- [Written task] In your copy, leave out the pictures; write out all the data exactly.

- [Task data]
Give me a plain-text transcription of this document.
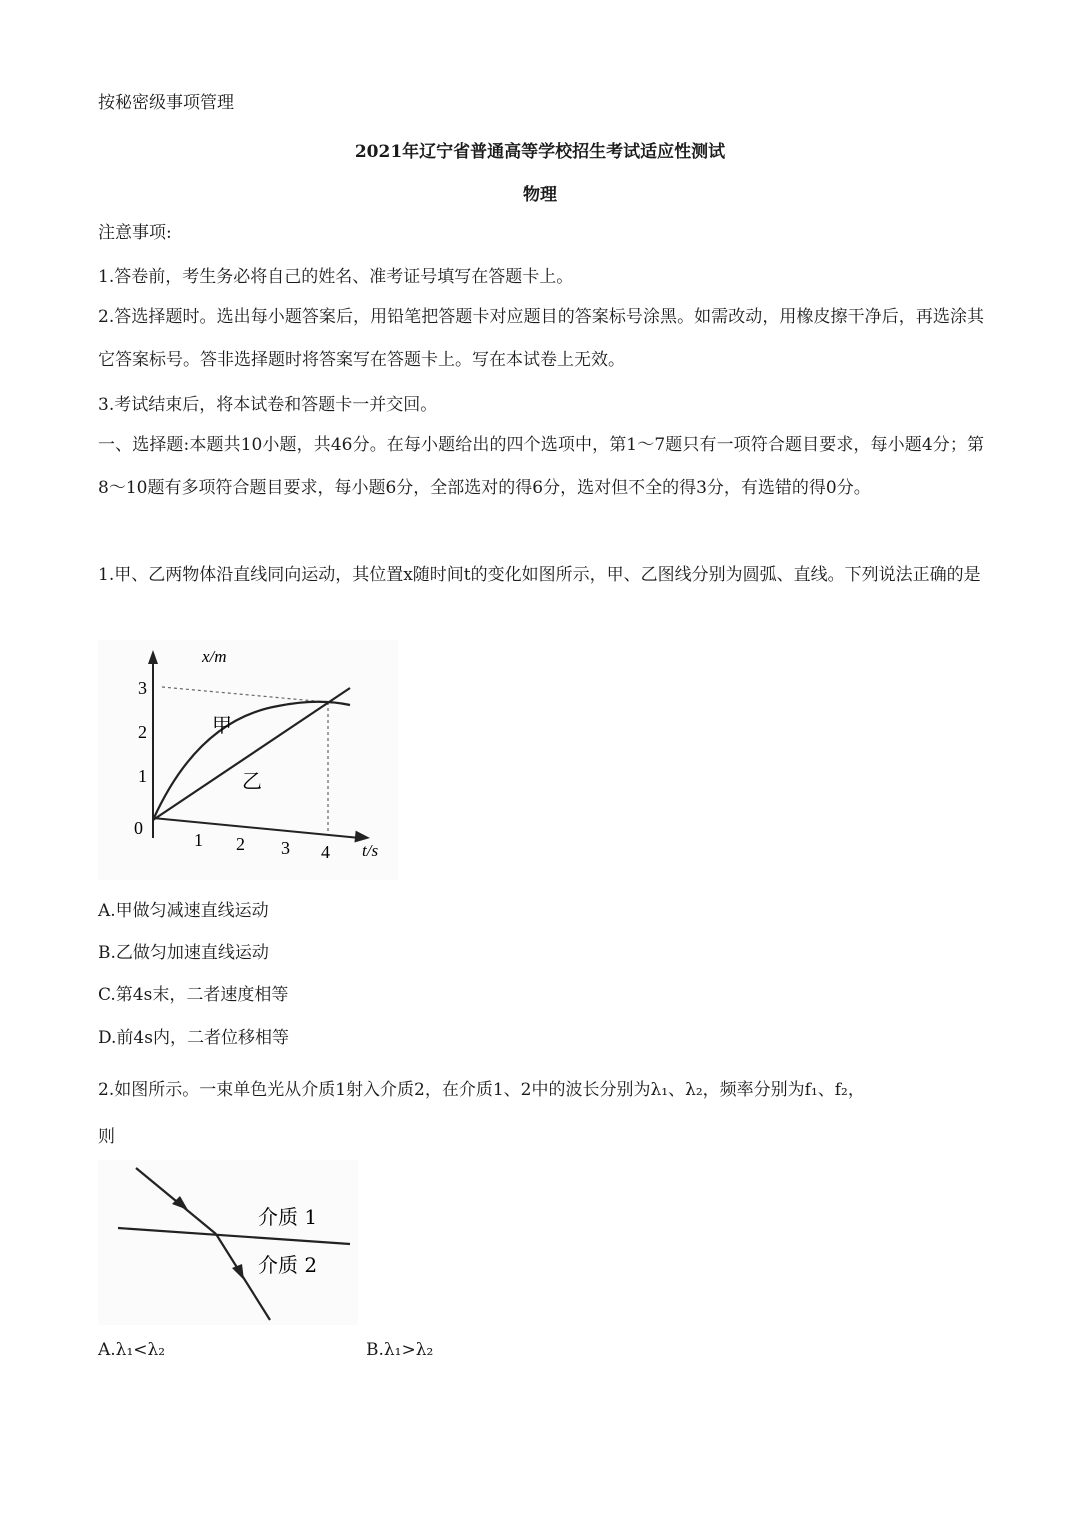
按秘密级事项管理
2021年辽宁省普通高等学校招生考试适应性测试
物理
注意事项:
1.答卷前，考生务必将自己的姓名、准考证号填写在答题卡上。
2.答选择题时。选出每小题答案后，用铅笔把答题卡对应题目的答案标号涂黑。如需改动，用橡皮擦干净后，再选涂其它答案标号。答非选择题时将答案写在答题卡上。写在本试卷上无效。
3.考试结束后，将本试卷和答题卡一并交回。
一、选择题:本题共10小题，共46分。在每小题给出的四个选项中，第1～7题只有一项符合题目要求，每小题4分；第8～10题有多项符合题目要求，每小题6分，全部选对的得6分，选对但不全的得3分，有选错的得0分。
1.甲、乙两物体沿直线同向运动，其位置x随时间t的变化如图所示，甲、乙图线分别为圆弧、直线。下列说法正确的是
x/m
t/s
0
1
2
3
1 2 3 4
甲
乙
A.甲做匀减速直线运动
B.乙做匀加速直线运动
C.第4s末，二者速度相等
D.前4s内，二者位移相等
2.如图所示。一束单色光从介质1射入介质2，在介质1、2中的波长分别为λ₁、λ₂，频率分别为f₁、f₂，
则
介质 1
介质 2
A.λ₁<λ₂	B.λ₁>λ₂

- [Response to the task]
Give me a plain-text transcription of this document.
按秘密级事项管理
2021年辽宁省普通高等学校招生考试适应性测试
物理
注意事项:
1.答卷前，考生务必将自己的姓名、准考证号填写在答题卡上。
2.答选择题时。选出每小题答案后，用铅笔把答题卡对应题目的答案标号涂黑。如需改动，用橡皮擦干净后，再选涂其它答案标号。答非选择题时将答案写在答题卡上。写在本试卷上无效。
3.考试结束后，将本试卷和答题卡一并交回。
一、选择题:本题共10小题，共46分。在每小题给出的四个选项中，第1～7题只有一项符合题目要求，每小题4分；第8～10题有多项符合题目要求，每小题6分，全部选对的得6分，选对但不全的得3分，有选错的得0分。
1.甲、乙两物体沿直线同向运动，其位置x随时间t的变化如图所示，甲、乙图线分别为圆弧、直线。下列说法正确的是
x/m
t/s
0
1
2
3
1 2 3 4
甲
乙
A.甲做匀减速直线运动
B.乙做匀加速直线运动
C.第4s末，二者速度相等
D.前4s内，二者位移相等
2.如图所示。一束单色光从介质1射入介质2，在介质1、2中的波长分别为λ₁、λ₂，频率分别为f₁、f₂，
则
介质 1
介质 2
A.λ₁<λ₂	B.λ₁>λ₂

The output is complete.